Dataset rows:
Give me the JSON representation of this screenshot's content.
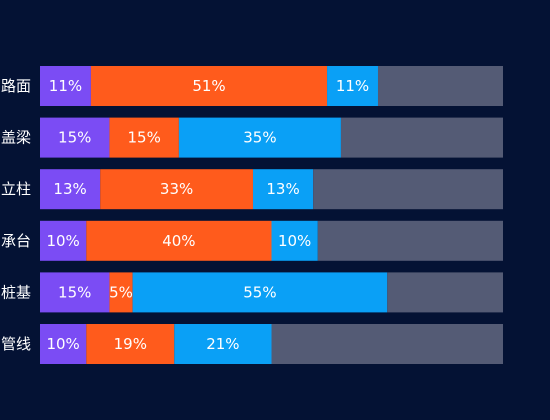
{
  "chart_data": {
    "type": "bar",
    "orientation": "horizontal",
    "stacked": true,
    "categories": [
      "路面",
      "盖梁",
      "立柱",
      "承台",
      "桩基",
      "管线"
    ],
    "xlim": [
      0,
      100
    ],
    "grid": false,
    "legend": "none",
    "series": [
      {
        "color": "#7b4cf4",
        "values": [
          11,
          15,
          13,
          10,
          15,
          10
        ]
      },
      {
        "color": "#ff5b1c",
        "values": [
          51,
          15,
          33,
          40,
          5,
          19
        ]
      },
      {
        "color": "#0aa0f6",
        "values": [
          11,
          35,
          13,
          10,
          55,
          21
        ]
      },
      {
        "color": "#545b75",
        "values": [
          27,
          35,
          41,
          40,
          25,
          50
        ]
      }
    ],
    "data_labels": [
      [
        "11%",
        "51%",
        "11%"
      ],
      [
        "15%",
        "15%",
        "35%"
      ],
      [
        "13%",
        "33%",
        "13%"
      ],
      [
        "10%",
        "40%",
        "10%"
      ],
      [
        "15%",
        "5%",
        "55%"
      ],
      [
        "10%",
        "19%",
        "21%"
      ]
    ]
  }
}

> PROBLEM REQUIREMENTS: Pick each line holding the word "color" out of the data and copy it.

> REPLY TO THE TASK:
        "color": "#7b4cf4",
        "color": "#ff5b1c",
        "color": "#0aa0f6",
        "color": "#545b75",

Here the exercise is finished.